WRITTEN TASK | Transcribe the records in full, keeping every character as it is.

_____

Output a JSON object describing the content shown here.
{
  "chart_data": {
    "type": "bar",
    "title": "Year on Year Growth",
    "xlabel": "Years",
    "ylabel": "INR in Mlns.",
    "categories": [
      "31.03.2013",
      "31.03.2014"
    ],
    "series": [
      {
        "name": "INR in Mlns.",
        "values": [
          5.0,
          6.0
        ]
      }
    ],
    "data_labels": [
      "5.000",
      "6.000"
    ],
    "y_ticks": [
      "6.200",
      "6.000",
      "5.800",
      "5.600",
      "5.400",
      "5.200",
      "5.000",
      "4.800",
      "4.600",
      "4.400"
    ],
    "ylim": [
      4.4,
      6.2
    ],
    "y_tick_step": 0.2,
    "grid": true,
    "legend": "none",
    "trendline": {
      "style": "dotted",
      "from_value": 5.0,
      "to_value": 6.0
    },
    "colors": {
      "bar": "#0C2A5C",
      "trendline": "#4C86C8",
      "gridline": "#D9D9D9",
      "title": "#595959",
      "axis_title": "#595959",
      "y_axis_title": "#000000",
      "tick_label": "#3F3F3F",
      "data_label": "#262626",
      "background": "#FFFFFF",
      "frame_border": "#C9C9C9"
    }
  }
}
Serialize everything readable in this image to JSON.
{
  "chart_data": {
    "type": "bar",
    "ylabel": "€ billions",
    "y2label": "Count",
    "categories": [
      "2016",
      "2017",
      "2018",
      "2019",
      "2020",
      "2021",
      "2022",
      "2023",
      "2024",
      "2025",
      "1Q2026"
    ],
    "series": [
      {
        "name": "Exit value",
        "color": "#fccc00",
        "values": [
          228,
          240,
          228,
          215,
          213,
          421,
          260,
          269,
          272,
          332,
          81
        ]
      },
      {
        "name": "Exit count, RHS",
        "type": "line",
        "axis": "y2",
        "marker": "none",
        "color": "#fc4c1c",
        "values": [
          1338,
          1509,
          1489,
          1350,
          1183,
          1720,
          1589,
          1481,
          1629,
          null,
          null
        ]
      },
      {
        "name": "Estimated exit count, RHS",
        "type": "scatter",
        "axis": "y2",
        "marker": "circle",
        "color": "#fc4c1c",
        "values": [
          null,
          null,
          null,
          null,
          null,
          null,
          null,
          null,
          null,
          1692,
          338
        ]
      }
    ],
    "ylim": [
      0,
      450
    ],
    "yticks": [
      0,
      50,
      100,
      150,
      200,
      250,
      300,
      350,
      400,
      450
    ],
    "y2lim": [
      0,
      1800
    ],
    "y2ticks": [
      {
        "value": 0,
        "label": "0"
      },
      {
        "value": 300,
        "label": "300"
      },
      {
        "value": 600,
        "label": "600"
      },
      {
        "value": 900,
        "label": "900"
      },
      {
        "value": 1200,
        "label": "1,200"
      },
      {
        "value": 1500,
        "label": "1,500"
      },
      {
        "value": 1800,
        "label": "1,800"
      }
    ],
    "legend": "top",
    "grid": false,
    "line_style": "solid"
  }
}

_____

SOLUTION FOR THIS EXERCISE |
Output a JSON object describing the content shown here.
{
  "chart_data": {
    "type": "bar",
    "title": "Year on Year Growth",
    "xlabel": "Years",
    "ylabel": "INR in Mlns.",
    "categories": [
      "31.03.2013",
      "31.03.2014"
    ],
    "series": [
      {
        "name": "INR in Mlns.",
        "values": [
          5.0,
          6.0
        ]
      }
    ],
    "data_labels": [
      "5.000",
      "6.000"
    ],
    "y_ticks": [
      "6.200",
      "6.000",
      "5.800",
      "5.600",
      "5.400",
      "5.200",
      "5.000",
      "4.800",
      "4.600",
      "4.400"
    ],
    "ylim": [
      4.4,
      6.2
    ],
    "y_tick_step": 0.2,
    "grid": true,
    "legend": "none",
    "trendline": {
      "style": "dotted",
      "from_value": 5.0,
      "to_value": 6.0
    },
    "colors": {
      "bar": "#0C2A5C",
      "trendline": "#4C86C8",
      "gridline": "#D9D9D9",
      "title": "#595959",
      "axis_title": "#595959",
      "y_axis_title": "#000000",
      "tick_label": "#3F3F3F",
      "data_label": "#262626",
      "background": "#FFFFFF",
      "frame_border": "#C9C9C9"
    }
  }
}
Serialize everything readable in this image to JSON.
{
  "chart_data": {
    "type": "bar",
    "ylabel": "€ billions",
    "y2label": "Count",
    "categories": [
      "2016",
      "2017",
      "2018",
      "2019",
      "2020",
      "2021",
      "2022",
      "2023",
      "2024",
      "2025",
      "1Q2026"
    ],
    "series": [
      {
        "name": "Exit value",
        "color": "#fccc00",
        "values": [
          228,
          240,
          228,
          215,
          213,
          421,
          260,
          269,
          272,
          332,
          81
        ]
      },
      {
        "name": "Exit count, RHS",
        "type": "line",
        "axis": "y2",
        "marker": "none",
        "color": "#fc4c1c",
        "values": [
          1338,
          1509,
          1489,
          1350,
          1183,
          1720,
          1589,
          1481,
          1629,
          null,
          null
        ]
      },
      {
        "name": "Estimated exit count, RHS",
        "type": "scatter",
        "axis": "y2",
        "marker": "circle",
        "color": "#fc4c1c",
        "values": [
          null,
          null,
          null,
          null,
          null,
          null,
          null,
          null,
          null,
          1692,
          338
        ]
      }
    ],
    "ylim": [
      0,
      450
    ],
    "yticks": [
      0,
      50,
      100,
      150,
      200,
      250,
      300,
      350,
      400,
      450
    ],
    "y2lim": [
      0,
      1800
    ],
    "y2ticks": [
      {
        "value": 0,
        "label": "0"
      },
      {
        "value": 300,
        "label": "300"
      },
      {
        "value": 600,
        "label": "600"
      },
      {
        "value": 900,
        "label": "900"
      },
      {
        "value": 1200,
        "label": "1,200"
      },
      {
        "value": 1500,
        "label": "1,500"
      },
      {
        "value": 1800,
        "label": "1,800"
      }
    ],
    "legend": "top",
    "grid": false,
    "line_style": "solid"
  }
}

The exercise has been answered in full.